#### DATASET ENTRIES ####

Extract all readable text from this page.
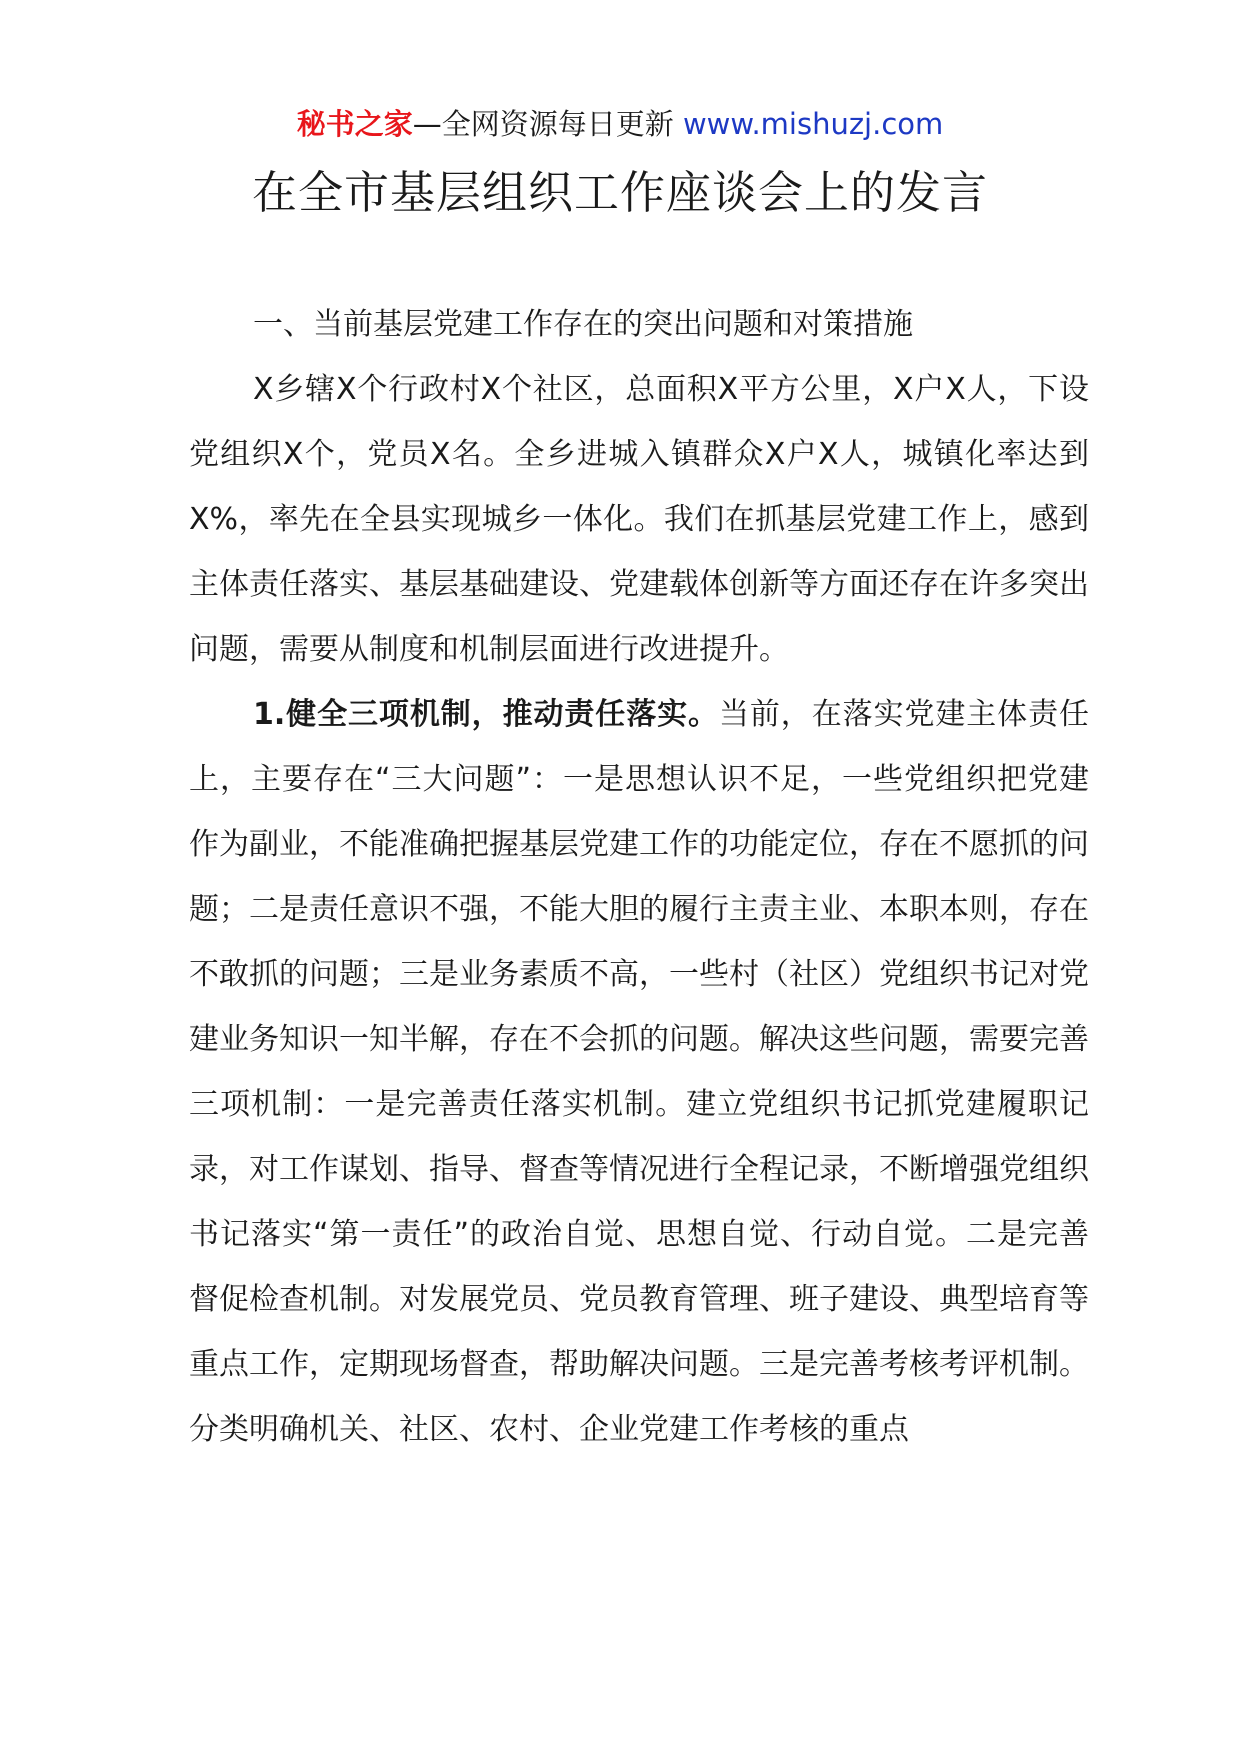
秘书之家—全网资源每日更新 www.mishuzj.com
在全市基层组织工作座谈会上的发言

一、当前基层党建工作存在的突出问题和对策措施

X乡辖X个行政村X个社区，总面积X平方公里，X户X人，下设党组织X个，党员X名。全乡进城入镇群众X户X人，城镇化率达到X%，率先在全县实现城乡一体化。我们在抓基层党建工作上，感到主体责任落实、基层基础建设、党建载体创新等方面还存在许多突出问题，需要从制度和机制层面进行改进提升。

1.健全三项机制，推动责任落实。当前，在落实党建主体责任上，主要存在“三大问题”：一是思想认识不足，一些党组织把党建作为副业，不能准确把握基层党建工作的功能定位，存在不愿抓的问题；二是责任意识不强，不能大胆的履行主责主业、本职本则，存在不敢抓的问题；三是业务素质不高，一些村（社区）党组织书记对党建业务知识一知半解，存在不会抓的问题。解决这些问题，需要完善三项机制：一是完善责任落实机制。建立党组织书记抓党建履职记录，对工作谋划、指导、督查等情况进行全程记录，不断增强党组织书记落实“第一责任”的政治自觉、思想自觉、行动自觉。二是完善督促检查机制。对发展党员、党员教育管理、班子建设、典型培育等重点工作，定期现场督查，帮助解决问题。三是完善考核考评机制。分类明确机关、社区、农村、企业党建工作考核的重点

####

* [EXERCISE PROMPT]:
Omit the pictures, then output the rest of the listing exactly.

* [EXERCISE ANSWER]:
Extract all readable text from this page.
秘书之家—全网资源每日更新 www.mishuzj.com
在全市基层组织工作座谈会上的发言

一、当前基层党建工作存在的突出问题和对策措施

X乡辖X个行政村X个社区，总面积X平方公里，X户X人，下设党组织X个，党员X名。全乡进城入镇群众X户X人，城镇化率达到X%，率先在全县实现城乡一体化。我们在抓基层党建工作上，感到主体责任落实、基层基础建设、党建载体创新等方面还存在许多突出问题，需要从制度和机制层面进行改进提升。

1.健全三项机制，推动责任落实。当前，在落实党建主体责任上，主要存在“三大问题”：一是思想认识不足，一些党组织把党建作为副业，不能准确把握基层党建工作的功能定位，存在不愿抓的问题；二是责任意识不强，不能大胆的履行主责主业、本职本则，存在不敢抓的问题；三是业务素质不高，一些村（社区）党组织书记对党建业务知识一知半解，存在不会抓的问题。解决这些问题，需要完善三项机制：一是完善责任落实机制。建立党组织书记抓党建履职记录，对工作谋划、指导、督查等情况进行全程记录，不断增强党组织书记落实“第一责任”的政治自觉、思想自觉、行动自觉。二是完善督促检查机制。对发展党员、党员教育管理、班子建设、典型培育等重点工作，定期现场督查，帮助解决问题。三是完善考核考评机制。分类明确机关、社区、农村、企业党建工作考核的重点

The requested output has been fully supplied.